> **What is required**:
Put every line of the items below into a single numbered list, dropping the blank lines and leaving the pictures out.

-*-

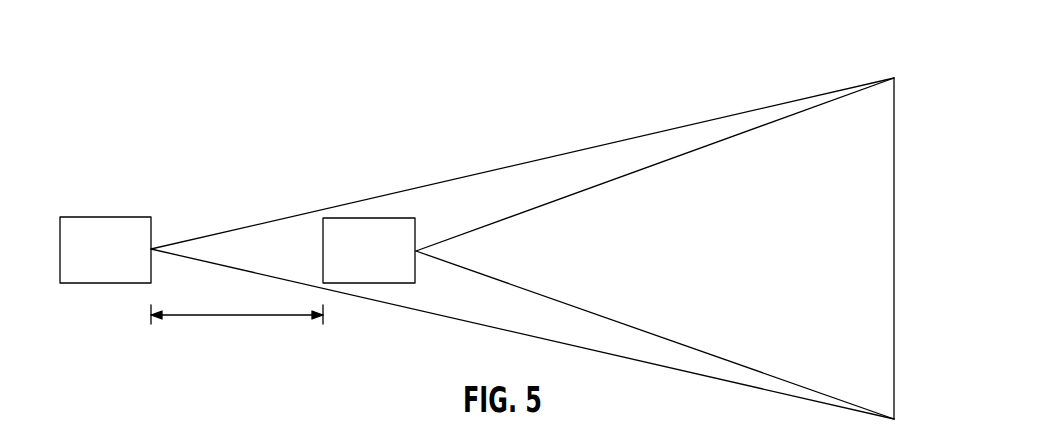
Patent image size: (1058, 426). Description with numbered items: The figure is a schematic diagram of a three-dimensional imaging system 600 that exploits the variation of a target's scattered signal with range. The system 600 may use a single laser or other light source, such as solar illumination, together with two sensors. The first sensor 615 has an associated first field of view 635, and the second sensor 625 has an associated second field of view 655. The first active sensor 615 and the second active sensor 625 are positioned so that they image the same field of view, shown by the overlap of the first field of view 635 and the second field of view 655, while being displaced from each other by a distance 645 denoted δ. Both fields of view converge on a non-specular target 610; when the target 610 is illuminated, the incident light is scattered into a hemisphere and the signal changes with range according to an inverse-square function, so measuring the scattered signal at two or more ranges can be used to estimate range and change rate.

The 3-D imaging system 600 is at (226, 98).
The non-specular target 610 is at (894, 78).
The sensor 1 615 is at (105, 217).
The sensor 2 625 is at (368, 218).
The field of view (FOV1) 635 is at (250, 226).
The distance 645 is at (243, 318).
The field of view (FOV2) 655 is at (680, 152).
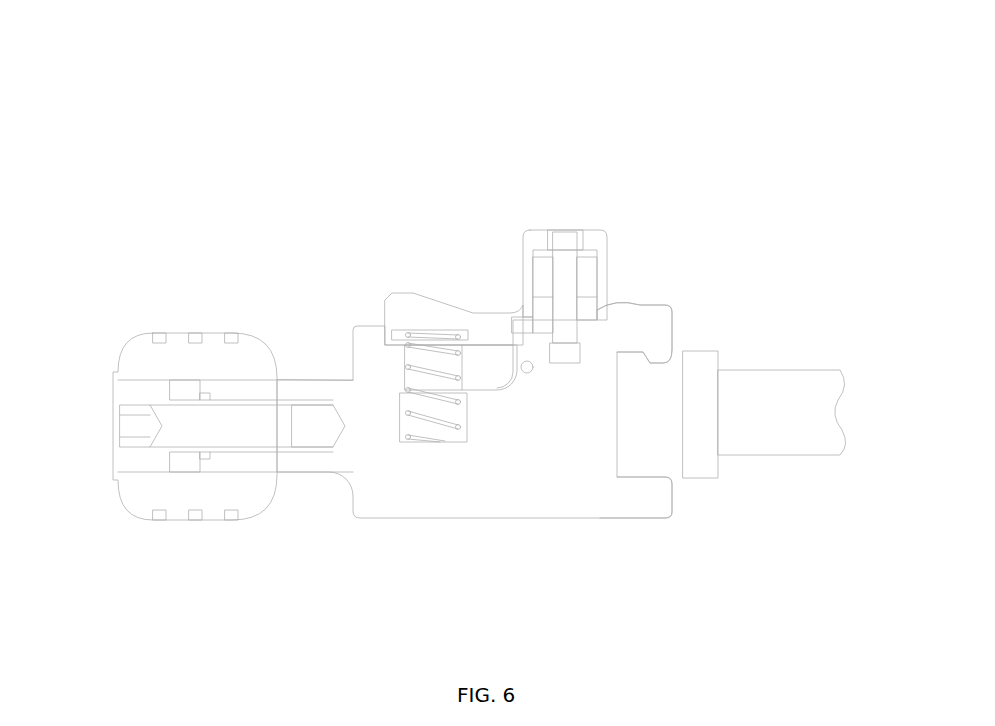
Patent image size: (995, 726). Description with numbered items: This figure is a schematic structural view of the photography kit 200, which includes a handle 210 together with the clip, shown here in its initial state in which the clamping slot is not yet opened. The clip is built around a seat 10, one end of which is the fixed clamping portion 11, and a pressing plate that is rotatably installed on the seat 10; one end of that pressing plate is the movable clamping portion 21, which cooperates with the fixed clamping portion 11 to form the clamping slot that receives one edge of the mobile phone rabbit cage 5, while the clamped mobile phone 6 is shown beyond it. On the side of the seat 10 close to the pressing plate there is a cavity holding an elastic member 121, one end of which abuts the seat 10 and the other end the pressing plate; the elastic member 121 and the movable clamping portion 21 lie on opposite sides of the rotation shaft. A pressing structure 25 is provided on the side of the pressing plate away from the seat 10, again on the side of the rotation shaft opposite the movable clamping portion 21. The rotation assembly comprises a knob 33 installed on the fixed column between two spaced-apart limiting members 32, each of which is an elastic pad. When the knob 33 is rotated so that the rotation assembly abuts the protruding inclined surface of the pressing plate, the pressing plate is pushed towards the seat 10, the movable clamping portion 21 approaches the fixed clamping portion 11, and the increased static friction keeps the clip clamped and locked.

The photography kit 200 is at (517, 54).
The seat 10 is at (470, 485).
The fixed clamping portion 11 is at (652, 497).
The movable clamping portion 21 is at (640, 320).
The pressing structure 25 is at (405, 302).
The limiting member 32 is at (547, 257).
The knob 33 is at (595, 247).
The elastic member 121 is at (433, 395).
The handle 210 is at (180, 360).
The mobile phone rabbit cage 5 is at (695, 370).
The mobile phone 6 is at (798, 407).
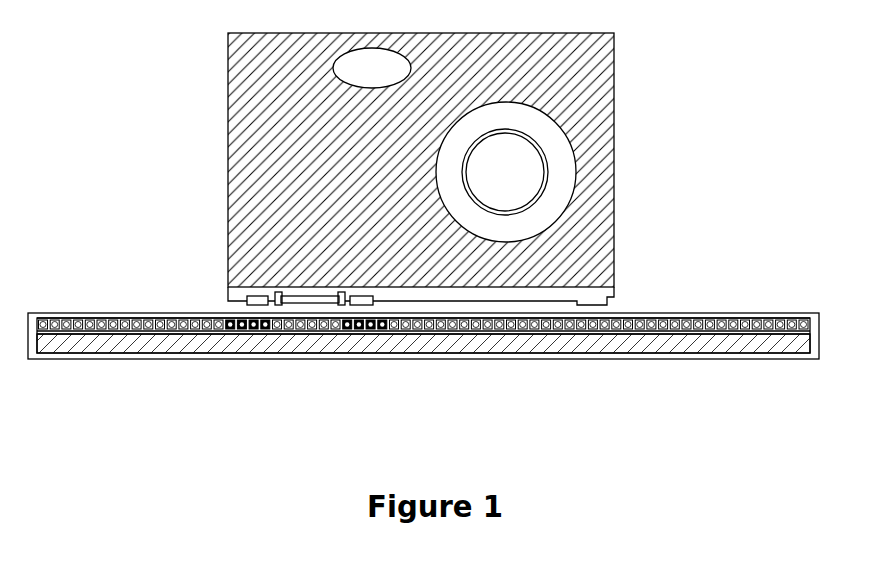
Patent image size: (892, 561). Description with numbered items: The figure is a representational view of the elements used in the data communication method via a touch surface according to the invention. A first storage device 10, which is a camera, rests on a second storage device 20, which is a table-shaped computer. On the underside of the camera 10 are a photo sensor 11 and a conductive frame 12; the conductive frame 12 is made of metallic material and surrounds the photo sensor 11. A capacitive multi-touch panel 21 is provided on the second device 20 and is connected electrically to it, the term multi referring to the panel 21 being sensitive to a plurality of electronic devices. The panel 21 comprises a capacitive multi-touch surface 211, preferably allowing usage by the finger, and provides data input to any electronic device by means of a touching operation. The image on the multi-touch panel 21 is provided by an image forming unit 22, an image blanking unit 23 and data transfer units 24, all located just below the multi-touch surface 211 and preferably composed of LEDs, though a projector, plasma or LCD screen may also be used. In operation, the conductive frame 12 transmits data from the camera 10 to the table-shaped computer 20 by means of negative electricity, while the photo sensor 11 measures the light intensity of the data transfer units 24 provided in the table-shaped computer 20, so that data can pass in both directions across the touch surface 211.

The first storage device 10 is at (328, 123).
The photo sensor 11 is at (283, 292).
The conductive frame 12 is at (258, 300).
The second storage device 20 is at (117, 343).
The multi-touch panel 21 is at (722, 315).
The multi-touch surface 211 is at (637, 315).
The image forming unit 22 is at (170, 323).
The image blanking unit 23 is at (260, 323).
The data transfer units 24 is at (322, 323).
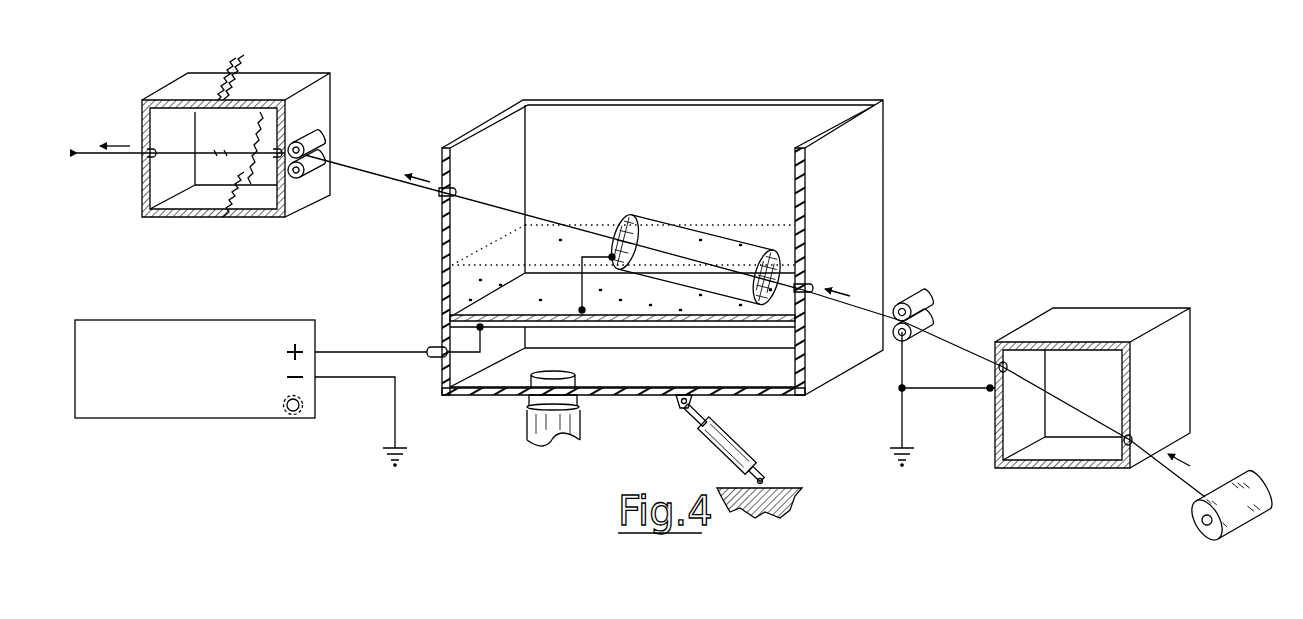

-*-

> **Task solution**:
1. Patent image size: (1058, 426). Description with numbered items: The figure is a schematic diagram of a three-dimensional imaging system 600 that exploits the variation of a target's scattered signal with range. The system 600 may use a single laser or other light source, such as solar illumination, together with two sensors. The first sensor 615 has an associated first field of view 635, and the second sensor 625 has an associated second field of view 655. The first active sensor 615 and the second active sensor 625 are positioned so that they image the same field of view, shown by the overlap of the first field of view 635 and the second field of view 655, while being displaced from each other by a distance 645 denoted δ. Both fields of view converge on a non-specular target 610; when the target 610 is illuminated, the incident light is scattered into a hemisphere and the signal changes with range according to an inverse-square function, so measuring the scattered signal at two or more ranges can be used to estimate range and change rate.
2. The 3-D imaging system 600 is at (226, 98).
3. The non-specular target 610 is at (894, 78).
4. The sensor 1 615 is at (105, 217).
5. The sensor 2 625 is at (368, 218).
6. The field of view (FOV1) 635 is at (250, 226).
7. The distance 645 is at (243, 318).
8. The field of view (FOV2) 655 is at (680, 152).
9. Patent image size: (995, 726). Description with numbered items: This figure is a schematic structural view of the photography kit 200, which includes a handle 210 together with the clip, shown here in its initial state in which the clamping slot is not yet opened. The clip is built around a seat 10, one end of which is the fixed clamping portion 11, and a pressing plate that is rotatably installed on the seat 10; one end of that pressing plate is the movable clamping portion 21, which cooperates with the fixed clamping portion 11 to form the clamping slot that receives one edge of the mobile phone rabbit cage 5, while the clamped mobile phone 6 is shown beyond it. On the side of the seat 10 close to the pressing plate there is a cavity holding an elastic member 121, one end of which abuts the seat 10 and the other end the pressing plate; the elastic member 121 and the movable clamping portion 21 lie on opposite sides of the rotation shaft. A pressing structure 25 is provided on the side of the pressing plate away from the seat 10, again on the side of the rotation shaft opposite the movable clamping portion 21. The rotation assembly comprises a knob 33 installed on the fixed column between two spaced-apart limiting members 32, each of which is an elastic pad. When the knob 33 is rotated so that the rotation assembly abuts the protruding inclined surface of the pressing plate, the pressing plate is pushed towards the seat 10, the movable clamping portion 21 approaches the fixed clamping portion 11, and the increased static friction keeps the clip clamped and locked.
10. The photography kit 200 is at (517, 54).
11. The seat 10 is at (470, 485).
12. The fixed clamping portion 11 is at (652, 497).
13. The movable clamping portion 21 is at (640, 320).
14. The pressing structure 25 is at (405, 302).
15. The limiting member 32 is at (547, 257).
16. The knob 33 is at (595, 247).
17. The elastic member 121 is at (433, 395).
18. The handle 210 is at (180, 360).
19. The mobile phone rabbit cage 5 is at (695, 370).
20. The mobile phone 6 is at (798, 407).
21. Patent image size: (892, 561). Description with numbered items: The figure is a representational view of the elements used in the data communication method via a touch surface according to the invention. A first storage device 10, which is a camera, rests on a second storage device 20, which is a table-shaped computer. On the underside of the camera 10 are a photo sensor 11 and a conductive frame 12; the conductive frame 12 is made of metallic material and surrounds the photo sensor 11. A capacitive multi-touch panel 21 is provided on the second device 20 and is connected electrically to it, the term multi referring to the panel 21 being sensitive to a plurality of electronic devices. The panel 21 comprises a capacitive multi-touch surface 211, preferably allowing usage by the finger, and provides data input to any electronic device by means of a touching operation. The image on the multi-touch panel 21 is provided by an image forming unit 22, an image blanking unit 23 and data transfer units 24, all located just below the multi-touch surface 211 and preferably composed of LEDs, though a projector, plasma or LCD screen may also be used. In operation, the conductive frame 12 transmits data from the camera 10 to the table-shaped computer 20 by means of negative electricity, while the photo sensor 11 measures the light intensity of the data transfer units 24 provided in the table-shaped computer 20, so that data can pass in both directions across the touch surface 211.
22. The first storage device 10 is at (328, 123).
23. The photo sensor 11 is at (283, 292).
24. The conductive frame 12 is at (258, 300).
25. The second storage device 20 is at (117, 343).
26. The multi-touch panel 21 is at (722, 315).
27. The multi-touch surface 211 is at (637, 315).
28. The image forming unit 22 is at (170, 323).
29. The image blanking unit 23 is at (260, 323).
30. The data transfer units 24 is at (322, 323).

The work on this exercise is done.